#### [REQUIREMENT]
Assemble all lines in which the string "Coordinate" appears.

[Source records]
● ● ● ● ● ● ●

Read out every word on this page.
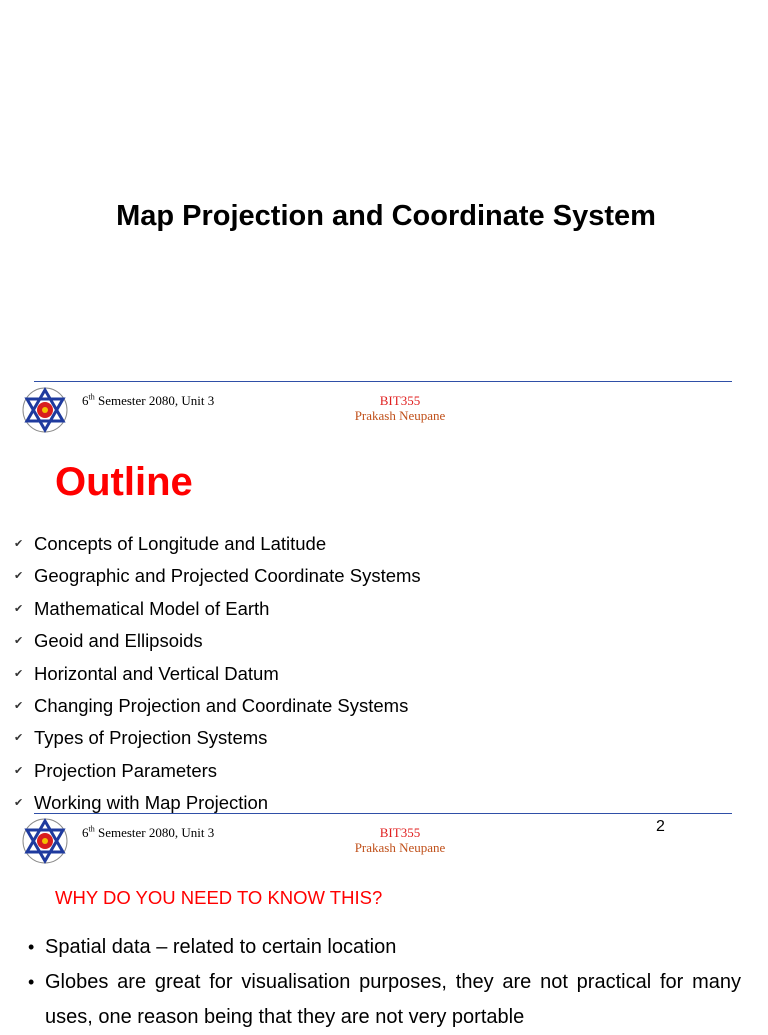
Map Projection and Coordinate System
6th Semester 2080, Unit 3	BIT355
Prakash Neupane
Outline
✔ Concepts of Longitude and Latitude
✔ Geographic and Projected Coordinate Systems
✔ Mathematical Model of Earth
✔ Geoid and Ellipsoids
✔ Horizontal and Vertical Datum
✔ Changing Projection and Coordinate Systems
✔ Types of Projection Systems
✔ Projection Parameters
✔ Working with Map Projection
2
6th Semester 2080, Unit 3	BIT355
Prakash Neupane
WHY DO YOU NEED TO KNOW THIS?
• Spatial data – related to certain location
• Globes are great for visualisation purposes, they are not practical for many uses, one reason being that they are not very portable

● ● ● ● ● ● ●

#### [THE OUTPUT]
Map Projection and Coordinate System
✔ Geographic and Projected Coordinate Systems
✔ Changing Projection and Coordinate Systems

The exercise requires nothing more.